== 次の課題 ==
1) 個人向け国債の記事で、「2026年1月8日より、3種」から始まって「出所:財務省「個人向け国債」」までの部分を、「個人向け国債」を「個人向け社債」に入れ替えて書き出してください。
2) 個人向け国債の記事を、最後の文の後から書き足してください。

2026年1月8日より、3種類の個人向け国債の販売が開始されています。今回は、今回販売される個人向け国債の種類・特徴の概要に加えて、どの種類を選択するのが最適なのか、さらにはNISA制度との比較にも目を向けてお伝えしていきます。

資産投資を始めたいけど何をすれば良いのかわからないと悩んでいる人へ、ぜひ参考にしてください。

1. 個人向け国債の概要

「個人向け国債」とは、国が発行する債券で一般的に個人のみが購入できるものを指します。まずはじめに、個人向け国債の概要を簡単にご説明します。

個人向け国債のポイント

個人向け国債のポイント

出所:財務省「個人向け国債」

1.1 少額購入ができる

個人向け国債は最低1万円から、1万円単位で購入が可能です。資金的に余裕がなくても購入することができるため、誰でも気軽に始めることが可能です。積立ではなく1回単位の購入のため、1度購入したら売却をするまでは基本的に何かを気にする必要がありません。

データ項目:

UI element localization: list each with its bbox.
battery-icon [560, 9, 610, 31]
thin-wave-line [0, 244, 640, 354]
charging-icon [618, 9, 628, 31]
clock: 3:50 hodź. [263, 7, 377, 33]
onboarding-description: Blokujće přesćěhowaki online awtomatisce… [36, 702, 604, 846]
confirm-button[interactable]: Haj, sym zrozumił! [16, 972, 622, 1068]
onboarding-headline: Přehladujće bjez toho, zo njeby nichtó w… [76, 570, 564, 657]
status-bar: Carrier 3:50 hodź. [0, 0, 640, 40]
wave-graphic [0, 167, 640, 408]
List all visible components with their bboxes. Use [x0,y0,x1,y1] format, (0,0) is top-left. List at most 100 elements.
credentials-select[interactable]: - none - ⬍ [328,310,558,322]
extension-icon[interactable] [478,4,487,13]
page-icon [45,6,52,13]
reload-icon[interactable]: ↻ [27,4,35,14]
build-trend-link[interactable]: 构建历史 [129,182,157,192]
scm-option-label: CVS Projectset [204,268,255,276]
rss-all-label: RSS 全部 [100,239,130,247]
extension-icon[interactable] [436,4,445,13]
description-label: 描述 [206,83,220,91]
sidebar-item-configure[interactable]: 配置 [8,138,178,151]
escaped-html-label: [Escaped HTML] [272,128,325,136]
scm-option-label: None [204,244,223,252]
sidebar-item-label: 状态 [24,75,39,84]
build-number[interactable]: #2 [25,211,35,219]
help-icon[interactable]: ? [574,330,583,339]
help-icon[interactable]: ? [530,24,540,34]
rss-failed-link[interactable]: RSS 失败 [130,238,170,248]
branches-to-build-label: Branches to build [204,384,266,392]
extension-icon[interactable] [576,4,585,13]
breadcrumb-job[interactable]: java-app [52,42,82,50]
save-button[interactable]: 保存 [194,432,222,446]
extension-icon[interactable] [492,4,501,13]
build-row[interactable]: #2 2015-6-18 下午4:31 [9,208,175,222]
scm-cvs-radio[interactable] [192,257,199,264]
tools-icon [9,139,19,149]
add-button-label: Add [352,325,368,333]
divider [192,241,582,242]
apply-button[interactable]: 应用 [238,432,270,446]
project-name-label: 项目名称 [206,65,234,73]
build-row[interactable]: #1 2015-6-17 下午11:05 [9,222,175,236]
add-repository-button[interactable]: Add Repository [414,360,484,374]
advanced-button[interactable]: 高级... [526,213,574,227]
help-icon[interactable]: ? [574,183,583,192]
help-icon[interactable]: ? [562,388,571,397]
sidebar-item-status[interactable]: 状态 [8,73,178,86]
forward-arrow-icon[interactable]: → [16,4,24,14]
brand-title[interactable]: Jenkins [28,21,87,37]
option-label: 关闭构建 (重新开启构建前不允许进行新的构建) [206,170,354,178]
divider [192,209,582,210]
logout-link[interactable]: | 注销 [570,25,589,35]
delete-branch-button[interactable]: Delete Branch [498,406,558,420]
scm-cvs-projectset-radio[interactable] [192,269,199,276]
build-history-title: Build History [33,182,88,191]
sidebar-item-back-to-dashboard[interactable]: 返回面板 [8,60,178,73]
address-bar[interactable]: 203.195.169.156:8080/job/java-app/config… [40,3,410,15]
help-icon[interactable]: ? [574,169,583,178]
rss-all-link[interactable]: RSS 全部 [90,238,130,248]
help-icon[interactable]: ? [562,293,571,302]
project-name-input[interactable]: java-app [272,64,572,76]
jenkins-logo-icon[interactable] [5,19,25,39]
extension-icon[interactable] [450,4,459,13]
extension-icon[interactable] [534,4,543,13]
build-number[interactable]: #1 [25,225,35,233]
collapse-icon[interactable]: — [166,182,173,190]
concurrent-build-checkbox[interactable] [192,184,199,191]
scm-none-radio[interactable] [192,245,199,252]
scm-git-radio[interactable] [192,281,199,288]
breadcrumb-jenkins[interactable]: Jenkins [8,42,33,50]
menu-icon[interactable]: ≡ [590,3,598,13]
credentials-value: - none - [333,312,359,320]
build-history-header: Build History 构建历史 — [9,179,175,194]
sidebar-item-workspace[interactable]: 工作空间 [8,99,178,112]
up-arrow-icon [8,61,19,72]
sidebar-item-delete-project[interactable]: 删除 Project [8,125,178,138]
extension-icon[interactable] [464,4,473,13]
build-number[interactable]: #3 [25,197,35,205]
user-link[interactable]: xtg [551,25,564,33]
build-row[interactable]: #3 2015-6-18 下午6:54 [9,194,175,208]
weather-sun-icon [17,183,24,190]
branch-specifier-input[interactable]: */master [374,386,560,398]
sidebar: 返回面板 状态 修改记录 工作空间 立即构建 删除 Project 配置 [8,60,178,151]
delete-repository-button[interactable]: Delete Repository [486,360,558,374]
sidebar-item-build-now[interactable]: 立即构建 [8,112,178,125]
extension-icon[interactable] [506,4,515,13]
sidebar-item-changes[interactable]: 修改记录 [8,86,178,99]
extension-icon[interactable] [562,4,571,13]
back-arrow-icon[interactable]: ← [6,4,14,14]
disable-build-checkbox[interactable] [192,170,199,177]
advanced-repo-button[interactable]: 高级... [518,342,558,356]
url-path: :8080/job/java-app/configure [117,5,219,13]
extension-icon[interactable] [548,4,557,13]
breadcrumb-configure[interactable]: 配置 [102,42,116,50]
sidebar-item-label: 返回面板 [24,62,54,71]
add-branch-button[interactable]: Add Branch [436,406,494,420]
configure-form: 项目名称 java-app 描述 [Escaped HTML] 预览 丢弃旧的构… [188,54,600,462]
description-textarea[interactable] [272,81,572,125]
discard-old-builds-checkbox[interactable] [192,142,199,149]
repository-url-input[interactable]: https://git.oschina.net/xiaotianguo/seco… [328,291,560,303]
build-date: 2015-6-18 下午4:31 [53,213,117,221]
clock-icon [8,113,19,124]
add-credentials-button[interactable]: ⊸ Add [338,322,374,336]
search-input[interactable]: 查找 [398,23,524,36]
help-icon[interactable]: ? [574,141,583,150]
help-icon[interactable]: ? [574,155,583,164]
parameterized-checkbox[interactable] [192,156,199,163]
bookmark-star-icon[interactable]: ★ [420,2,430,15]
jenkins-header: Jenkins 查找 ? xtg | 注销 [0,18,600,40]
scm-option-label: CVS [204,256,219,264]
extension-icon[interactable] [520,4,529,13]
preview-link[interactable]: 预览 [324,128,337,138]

== 解答 ==
1)
2026年1月8日より、3種類の個人向け社債の販売が開始されています。今回は、今回販売される個人向け社債の種類・特徴の概要に加えて、どの種類を選択するのが最適なのか、さらにはNISA制度との比較にも目を向けてお伝えしていきます。

資産投資を始めたいけど何をすれば良いのかわからないと悩んでいる人へ、ぜひ参考にしてください。

1. 個人向け社債の概要

「個人向け社債」とは、国が発行する債券で一般的に個人のみが購入できるものを指します。まずはじめに、個人向け社債の概要を簡単にご説明します。

個人向け社債のポイント

個人向け社債のポイント

出所:財務省「個人向け社債」

2)
1.2 元本保証がある

個人向け国債は、発行体である日本国政府が元本と利子の支払いを保証しているため、満期まで保有すれば元本は目減りせず、元本割れしないように設計されています。日本が破産しない限りは、購入した個人向け国債が売却時に購入価額よりも低くなる事態は基本的に発生しません。資産が目減りする不安を感じることなく購入ができます。

1.3 途中換金が可能

個人向け国債は、発行から1年経過すると、保有国債を1万円単位で中途換金することができます。中途換金する際の金額は直近2回分の利子相当額が差し引かれますが、その他に手数料は不要で、元本割れはしない設計です。中途換金でもペナルティなく資金を受け取ることができるため、そこまでの気負いなく購入できます。

1.4 利益に税金がかかる

一方で注意点としては、償還利益(換金した際の購入価額との差益)に対して税金が発生する点です。

一般的に、投資活動によって発生した、配当や償還益などの利益部分には、約20%の税金が差し引かれます。NISA口座を利用すると、投資活動による利益が非課税で運用をすることができますが、個人向け国債はNISA口座では購入することができないため、個人向け国債を購入する際は、利益に対して必ず税金が発生することを考慮しておく必要があります。